# Problem requirements:
Write each entry out again exactly, with nothing omitted.

Document page transcript entries:
——————
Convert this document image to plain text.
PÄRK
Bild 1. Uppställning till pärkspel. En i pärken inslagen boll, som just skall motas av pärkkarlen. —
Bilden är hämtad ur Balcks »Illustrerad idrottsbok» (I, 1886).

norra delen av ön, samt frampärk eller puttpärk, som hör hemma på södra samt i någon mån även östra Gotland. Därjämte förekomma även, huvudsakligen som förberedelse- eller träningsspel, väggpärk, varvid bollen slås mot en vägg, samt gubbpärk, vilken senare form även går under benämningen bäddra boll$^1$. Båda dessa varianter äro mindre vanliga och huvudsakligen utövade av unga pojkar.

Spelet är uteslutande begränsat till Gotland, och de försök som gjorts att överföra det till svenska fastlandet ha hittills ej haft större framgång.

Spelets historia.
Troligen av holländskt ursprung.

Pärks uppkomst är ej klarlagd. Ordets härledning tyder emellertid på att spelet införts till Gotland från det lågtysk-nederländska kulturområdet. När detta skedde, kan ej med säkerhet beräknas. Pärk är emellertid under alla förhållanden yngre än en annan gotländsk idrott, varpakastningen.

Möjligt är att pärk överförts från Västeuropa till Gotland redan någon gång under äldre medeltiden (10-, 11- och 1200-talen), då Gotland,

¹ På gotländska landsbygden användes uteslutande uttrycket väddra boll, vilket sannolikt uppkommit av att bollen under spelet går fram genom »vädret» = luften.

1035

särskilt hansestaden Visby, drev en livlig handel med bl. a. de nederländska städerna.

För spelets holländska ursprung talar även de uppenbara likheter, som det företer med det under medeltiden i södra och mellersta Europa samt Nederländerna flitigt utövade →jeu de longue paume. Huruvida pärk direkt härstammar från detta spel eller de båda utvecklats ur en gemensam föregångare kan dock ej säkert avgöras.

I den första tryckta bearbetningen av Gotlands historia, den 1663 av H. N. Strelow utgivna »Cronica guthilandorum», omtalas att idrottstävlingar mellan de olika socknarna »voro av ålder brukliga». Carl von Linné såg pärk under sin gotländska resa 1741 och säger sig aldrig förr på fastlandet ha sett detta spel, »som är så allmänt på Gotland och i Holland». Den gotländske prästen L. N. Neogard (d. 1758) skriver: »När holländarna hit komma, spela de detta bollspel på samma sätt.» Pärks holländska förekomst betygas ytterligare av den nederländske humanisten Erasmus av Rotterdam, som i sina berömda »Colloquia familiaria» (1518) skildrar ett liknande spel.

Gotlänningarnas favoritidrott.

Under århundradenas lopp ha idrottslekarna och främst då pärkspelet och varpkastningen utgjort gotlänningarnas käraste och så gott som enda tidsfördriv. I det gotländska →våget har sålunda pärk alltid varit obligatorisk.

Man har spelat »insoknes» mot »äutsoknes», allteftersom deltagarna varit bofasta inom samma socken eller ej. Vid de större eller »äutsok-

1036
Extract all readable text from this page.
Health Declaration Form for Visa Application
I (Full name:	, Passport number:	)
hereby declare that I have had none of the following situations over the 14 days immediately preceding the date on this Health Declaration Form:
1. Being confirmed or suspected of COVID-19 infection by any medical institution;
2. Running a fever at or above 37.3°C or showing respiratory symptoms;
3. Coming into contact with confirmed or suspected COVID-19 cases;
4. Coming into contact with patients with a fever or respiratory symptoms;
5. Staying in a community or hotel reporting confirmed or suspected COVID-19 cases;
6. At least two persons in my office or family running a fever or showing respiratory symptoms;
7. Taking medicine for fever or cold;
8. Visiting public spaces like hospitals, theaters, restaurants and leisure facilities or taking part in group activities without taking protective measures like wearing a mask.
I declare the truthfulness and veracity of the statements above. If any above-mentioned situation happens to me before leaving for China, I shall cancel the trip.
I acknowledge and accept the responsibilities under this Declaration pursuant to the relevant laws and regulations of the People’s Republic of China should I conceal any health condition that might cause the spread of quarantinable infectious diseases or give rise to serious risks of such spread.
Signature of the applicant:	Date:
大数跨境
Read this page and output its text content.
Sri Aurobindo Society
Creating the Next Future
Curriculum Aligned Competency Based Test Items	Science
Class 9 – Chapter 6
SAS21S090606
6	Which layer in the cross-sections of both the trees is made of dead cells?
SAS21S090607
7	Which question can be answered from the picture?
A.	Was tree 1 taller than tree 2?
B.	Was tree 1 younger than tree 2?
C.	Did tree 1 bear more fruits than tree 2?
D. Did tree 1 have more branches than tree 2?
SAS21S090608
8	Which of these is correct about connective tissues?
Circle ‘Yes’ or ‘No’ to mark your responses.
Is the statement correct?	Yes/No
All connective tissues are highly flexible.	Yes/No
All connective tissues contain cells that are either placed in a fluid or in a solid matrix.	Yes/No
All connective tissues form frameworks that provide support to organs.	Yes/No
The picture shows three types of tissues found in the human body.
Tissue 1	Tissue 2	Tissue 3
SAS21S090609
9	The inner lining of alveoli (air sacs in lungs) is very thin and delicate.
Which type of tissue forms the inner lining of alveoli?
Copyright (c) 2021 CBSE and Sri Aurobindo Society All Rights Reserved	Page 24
——————
# Result of this task:
Convert this document image to plain text.
PÄRK
Bild 1. Uppställning till pärkspel. En i pärken inslagen boll, som just skall motas av pärkkarlen. —
Bilden är hämtad ur Balcks »Illustrerad idrottsbok» (I, 1886).

norra delen av ön, samt frampärk eller puttpärk, som hör hemma på södra samt i någon mån även östra Gotland. Därjämte förekomma även, huvudsakligen som förberedelse- eller träningsspel, väggpärk, varvid bollen slås mot en vägg, samt gubbpärk, vilken senare form även går under benämningen bäddra boll$^1$. Båda dessa varianter äro mindre vanliga och huvudsakligen utövade av unga pojkar.

Spelet är uteslutande begränsat till Gotland, och de försök som gjorts att överföra det till svenska fastlandet ha hittills ej haft större framgång.

Spelets historia.
Troligen av holländskt ursprung.

Pärks uppkomst är ej klarlagd. Ordets härledning tyder emellertid på att spelet införts till Gotland från det lågtysk-nederländska kulturområdet. När detta skedde, kan ej med säkerhet beräknas. Pärk är emellertid under alla förhållanden yngre än en annan gotländsk idrott, varpakastningen.

Möjligt är att pärk överförts från Västeuropa till Gotland redan någon gång under äldre medeltiden (10-, 11- och 1200-talen), då Gotland,

¹ På gotländska landsbygden användes uteslutande uttrycket väddra boll, vilket sannolikt uppkommit av att bollen under spelet går fram genom »vädret» = luften.

1035

särskilt hansestaden Visby, drev en livlig handel med bl. a. de nederländska städerna.

För spelets holländska ursprung talar även de uppenbara likheter, som det företer med det under medeltiden i södra och mellersta Europa samt Nederländerna flitigt utövade →jeu de longue paume. Huruvida pärk direkt härstammar från detta spel eller de båda utvecklats ur en gemensam föregångare kan dock ej säkert avgöras.

I den första tryckta bearbetningen av Gotlands historia, den 1663 av H. N. Strelow utgivna »Cronica guthilandorum», omtalas att idrottstävlingar mellan de olika socknarna »voro av ålder brukliga». Carl von Linné såg pärk under sin gotländska resa 1741 och säger sig aldrig förr på fastlandet ha sett detta spel, »som är så allmänt på Gotland och i Holland». Den gotländske prästen L. N. Neogard (d. 1758) skriver: »När holländarna hit komma, spela de detta bollspel på samma sätt.» Pärks holländska förekomst betygas ytterligare av den nederländske humanisten Erasmus av Rotterdam, som i sina berömda »Colloquia familiaria» (1518) skildrar ett liknande spel.

Gotlänningarnas favoritidrott.

Under århundradenas lopp ha idrottslekarna och främst då pärkspelet och varpkastningen utgjort gotlänningarnas käraste och så gott som enda tidsfördriv. I det gotländska →våget har sålunda pärk alltid varit obligatorisk.

Man har spelat »insoknes» mot »äutsoknes», allteftersom deltagarna varit bofasta inom samma socken eller ej. Vid de större eller »äutsok-

1036
Extract all readable text from this page.
Health Declaration Form for Visa Application
I (Full name:	, Passport number:	)
hereby declare that I have had none of the following situations over the 14 days immediately preceding the date on this Health Declaration Form:
1. Being confirmed or suspected of COVID-19 infection by any medical institution;
2. Running a fever at or above 37.3°C or showing respiratory symptoms;
3. Coming into contact with confirmed or suspected COVID-19 cases;
4. Coming into contact with patients with a fever or respiratory symptoms;
5. Staying in a community or hotel reporting confirmed or suspected COVID-19 cases;
6. At least two persons in my office or family running a fever or showing respiratory symptoms;
7. Taking medicine for fever or cold;
8. Visiting public spaces like hospitals, theaters, restaurants and leisure facilities or taking part in group activities without taking protective measures like wearing a mask.
I declare the truthfulness and veracity of the statements above. If any above-mentioned situation happens to me before leaving for China, I shall cancel the trip.
I acknowledge and accept the responsibilities under this Declaration pursuant to the relevant laws and regulations of the People’s Republic of China should I conceal any health condition that might cause the spread of quarantinable infectious diseases or give rise to serious risks of such spread.
Signature of the applicant:	Date:
大数跨境
Read this page and output its text content.
Sri Aurobindo Society
Creating the Next Future
Curriculum Aligned Competency Based Test Items	Science
Class 9 – Chapter 6
SAS21S090606
6	Which layer in the cross-sections of both the trees is made of dead cells?
SAS21S090607
7	Which question can be answered from the picture?
A.	Was tree 1 taller than tree 2?
B.	Was tree 1 younger than tree 2?
C.	Did tree 1 bear more fruits than tree 2?
D. Did tree 1 have more branches than tree 2?
SAS21S090608
8	Which of these is correct about connective tissues?
Circle ‘Yes’ or ‘No’ to mark your responses.
Is the statement correct?	Yes/No
All connective tissues are highly flexible.	Yes/No
All connective tissues contain cells that are either placed in a fluid or in a solid matrix.	Yes/No
All connective tissues form frameworks that provide support to organs.	Yes/No
The picture shows three types of tissues found in the human body.
Tissue 1	Tissue 2	Tissue 3
SAS21S090609
9	The inner lining of alveoli (air sacs in lungs) is very thin and delicate.
Which type of tissue forms the inner lining of alveoli?
Copyright (c) 2021 CBSE and Sri Aurobindo Society All Rights Reserved	Page 24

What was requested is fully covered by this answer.